Entries:
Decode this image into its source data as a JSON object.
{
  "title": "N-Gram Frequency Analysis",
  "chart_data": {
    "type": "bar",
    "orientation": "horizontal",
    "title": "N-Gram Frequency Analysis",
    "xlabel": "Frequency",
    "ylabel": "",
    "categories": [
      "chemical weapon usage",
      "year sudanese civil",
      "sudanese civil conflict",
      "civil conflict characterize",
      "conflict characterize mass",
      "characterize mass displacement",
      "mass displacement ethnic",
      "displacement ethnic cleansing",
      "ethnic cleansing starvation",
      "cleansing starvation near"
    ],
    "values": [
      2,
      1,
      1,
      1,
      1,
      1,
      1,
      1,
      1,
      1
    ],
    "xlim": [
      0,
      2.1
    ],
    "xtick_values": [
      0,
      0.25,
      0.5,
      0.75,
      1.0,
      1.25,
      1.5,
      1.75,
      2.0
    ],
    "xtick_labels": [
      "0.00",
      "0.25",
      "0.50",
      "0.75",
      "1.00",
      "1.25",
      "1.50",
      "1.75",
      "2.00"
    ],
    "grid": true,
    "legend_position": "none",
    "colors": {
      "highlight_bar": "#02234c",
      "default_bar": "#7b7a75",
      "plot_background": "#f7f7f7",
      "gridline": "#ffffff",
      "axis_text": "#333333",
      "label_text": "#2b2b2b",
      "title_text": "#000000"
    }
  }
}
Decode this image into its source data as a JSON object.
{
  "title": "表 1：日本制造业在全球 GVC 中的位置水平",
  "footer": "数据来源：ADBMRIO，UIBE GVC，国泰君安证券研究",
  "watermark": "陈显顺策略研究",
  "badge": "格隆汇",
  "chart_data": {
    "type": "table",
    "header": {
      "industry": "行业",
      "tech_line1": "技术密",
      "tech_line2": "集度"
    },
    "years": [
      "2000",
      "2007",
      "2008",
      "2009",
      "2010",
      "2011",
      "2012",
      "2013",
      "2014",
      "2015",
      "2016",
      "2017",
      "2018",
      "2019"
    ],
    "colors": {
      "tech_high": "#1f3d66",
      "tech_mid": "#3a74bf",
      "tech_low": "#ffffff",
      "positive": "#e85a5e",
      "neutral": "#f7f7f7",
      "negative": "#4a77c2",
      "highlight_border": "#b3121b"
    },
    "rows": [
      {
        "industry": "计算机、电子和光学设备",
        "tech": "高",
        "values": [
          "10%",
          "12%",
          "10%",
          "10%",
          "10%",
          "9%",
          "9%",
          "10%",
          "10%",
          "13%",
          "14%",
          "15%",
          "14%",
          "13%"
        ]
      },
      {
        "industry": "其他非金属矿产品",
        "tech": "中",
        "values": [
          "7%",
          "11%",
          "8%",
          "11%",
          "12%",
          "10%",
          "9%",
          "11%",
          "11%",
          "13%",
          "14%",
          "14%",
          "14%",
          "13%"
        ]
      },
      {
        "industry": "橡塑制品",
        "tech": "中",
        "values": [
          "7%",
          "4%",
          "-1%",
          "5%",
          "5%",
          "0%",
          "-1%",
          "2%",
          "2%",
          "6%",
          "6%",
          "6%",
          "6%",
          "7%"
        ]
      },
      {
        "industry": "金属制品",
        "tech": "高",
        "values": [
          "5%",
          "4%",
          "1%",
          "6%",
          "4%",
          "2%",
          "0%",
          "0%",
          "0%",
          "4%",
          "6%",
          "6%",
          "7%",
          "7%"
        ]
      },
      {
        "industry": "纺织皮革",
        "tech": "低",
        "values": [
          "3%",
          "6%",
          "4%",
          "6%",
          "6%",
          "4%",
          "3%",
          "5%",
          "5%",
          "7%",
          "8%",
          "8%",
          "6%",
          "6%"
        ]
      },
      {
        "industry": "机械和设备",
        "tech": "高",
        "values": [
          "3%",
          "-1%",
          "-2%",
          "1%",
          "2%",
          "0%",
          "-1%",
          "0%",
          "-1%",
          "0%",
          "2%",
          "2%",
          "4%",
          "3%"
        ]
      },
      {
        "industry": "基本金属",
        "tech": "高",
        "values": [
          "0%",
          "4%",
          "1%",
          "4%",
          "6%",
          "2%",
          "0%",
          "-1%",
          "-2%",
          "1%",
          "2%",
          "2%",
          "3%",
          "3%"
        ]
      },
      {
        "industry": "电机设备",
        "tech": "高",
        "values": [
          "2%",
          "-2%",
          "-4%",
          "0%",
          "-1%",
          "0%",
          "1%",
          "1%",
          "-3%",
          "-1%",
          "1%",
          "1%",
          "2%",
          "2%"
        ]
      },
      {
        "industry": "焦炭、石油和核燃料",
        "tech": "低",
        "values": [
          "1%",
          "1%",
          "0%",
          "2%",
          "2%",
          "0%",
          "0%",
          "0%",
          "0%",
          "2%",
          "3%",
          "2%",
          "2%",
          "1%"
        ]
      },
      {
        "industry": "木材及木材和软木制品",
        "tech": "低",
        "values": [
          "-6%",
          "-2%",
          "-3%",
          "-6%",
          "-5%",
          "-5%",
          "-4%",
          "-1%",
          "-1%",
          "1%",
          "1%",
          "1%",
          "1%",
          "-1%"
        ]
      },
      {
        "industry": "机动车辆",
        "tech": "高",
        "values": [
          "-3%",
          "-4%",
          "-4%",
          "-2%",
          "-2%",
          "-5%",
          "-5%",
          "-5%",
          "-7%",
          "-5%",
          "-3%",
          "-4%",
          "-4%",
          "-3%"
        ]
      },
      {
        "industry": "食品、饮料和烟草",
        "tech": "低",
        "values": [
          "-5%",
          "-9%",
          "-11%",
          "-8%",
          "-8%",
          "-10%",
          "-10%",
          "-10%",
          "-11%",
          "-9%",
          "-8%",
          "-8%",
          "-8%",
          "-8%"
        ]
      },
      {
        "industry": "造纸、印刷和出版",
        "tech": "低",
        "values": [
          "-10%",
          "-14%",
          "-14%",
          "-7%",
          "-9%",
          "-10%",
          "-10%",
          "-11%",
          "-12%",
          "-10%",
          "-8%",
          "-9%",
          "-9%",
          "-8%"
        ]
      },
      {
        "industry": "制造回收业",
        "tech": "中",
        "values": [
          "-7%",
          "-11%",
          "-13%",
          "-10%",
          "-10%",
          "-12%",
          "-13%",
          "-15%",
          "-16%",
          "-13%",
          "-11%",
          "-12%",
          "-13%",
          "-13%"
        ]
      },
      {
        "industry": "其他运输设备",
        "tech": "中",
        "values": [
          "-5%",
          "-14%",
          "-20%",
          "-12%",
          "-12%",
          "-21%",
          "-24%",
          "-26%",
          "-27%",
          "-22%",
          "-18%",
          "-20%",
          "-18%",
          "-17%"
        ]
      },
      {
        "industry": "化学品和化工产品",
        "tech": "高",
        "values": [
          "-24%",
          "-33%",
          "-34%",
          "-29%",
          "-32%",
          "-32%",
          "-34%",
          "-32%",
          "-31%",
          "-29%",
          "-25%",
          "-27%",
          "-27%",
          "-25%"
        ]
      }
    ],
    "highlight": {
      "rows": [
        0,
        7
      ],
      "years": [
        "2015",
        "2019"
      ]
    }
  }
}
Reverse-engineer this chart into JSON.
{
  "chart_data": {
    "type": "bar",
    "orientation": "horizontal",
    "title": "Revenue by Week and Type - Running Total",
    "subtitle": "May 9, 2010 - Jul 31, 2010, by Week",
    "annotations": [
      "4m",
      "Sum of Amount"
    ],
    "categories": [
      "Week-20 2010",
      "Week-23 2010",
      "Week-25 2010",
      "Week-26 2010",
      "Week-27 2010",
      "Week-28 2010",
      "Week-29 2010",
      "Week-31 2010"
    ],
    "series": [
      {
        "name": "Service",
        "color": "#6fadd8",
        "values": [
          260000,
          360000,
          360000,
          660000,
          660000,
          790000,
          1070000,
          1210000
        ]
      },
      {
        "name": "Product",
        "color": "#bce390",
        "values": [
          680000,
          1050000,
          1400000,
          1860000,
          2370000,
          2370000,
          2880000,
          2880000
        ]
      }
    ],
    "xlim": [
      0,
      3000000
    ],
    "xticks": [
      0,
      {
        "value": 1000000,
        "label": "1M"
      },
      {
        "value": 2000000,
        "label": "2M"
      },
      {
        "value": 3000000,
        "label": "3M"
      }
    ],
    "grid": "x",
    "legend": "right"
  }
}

What is asked: Return precisely the lines of the records, starting with the line that holds "Reverse-engineer this chart into JSON." and ending with the last one.

Task solution:
Reverse-engineer this chart into JSON.
{
  "chart_data": {
    "type": "bar",
    "orientation": "horizontal",
    "title": "Revenue by Week and Type - Running Total",
    "subtitle": "May 9, 2010 - Jul 31, 2010, by Week",
    "annotations": [
      "4m",
      "Sum of Amount"
    ],
    "categories": [
      "Week-20 2010",
      "Week-23 2010",
      "Week-25 2010",
      "Week-26 2010",
      "Week-27 2010",
      "Week-28 2010",
      "Week-29 2010",
      "Week-31 2010"
    ],
    "series": [
      {
        "name": "Service",
        "color": "#6fadd8",
        "values": [
          260000,
          360000,
          360000,
          660000,
          660000,
          790000,
          1070000,
          1210000
        ]
      },
      {
        "name": "Product",
        "color": "#bce390",
        "values": [
          680000,
          1050000,
          1400000,
          1860000,
          2370000,
          2370000,
          2880000,
          2880000
        ]
      }
    ],
    "xlim": [
      0,
      3000000
    ],
    "xticks": [
      0,
      {
        "value": 1000000,
        "label": "1M"
      },
      {
        "value": 2000000,
        "label": "2M"
      },
      {
        "value": 3000000,
        "label": "3M"
      }
    ],
    "grid": "x",
    "legend": "right"
  }
}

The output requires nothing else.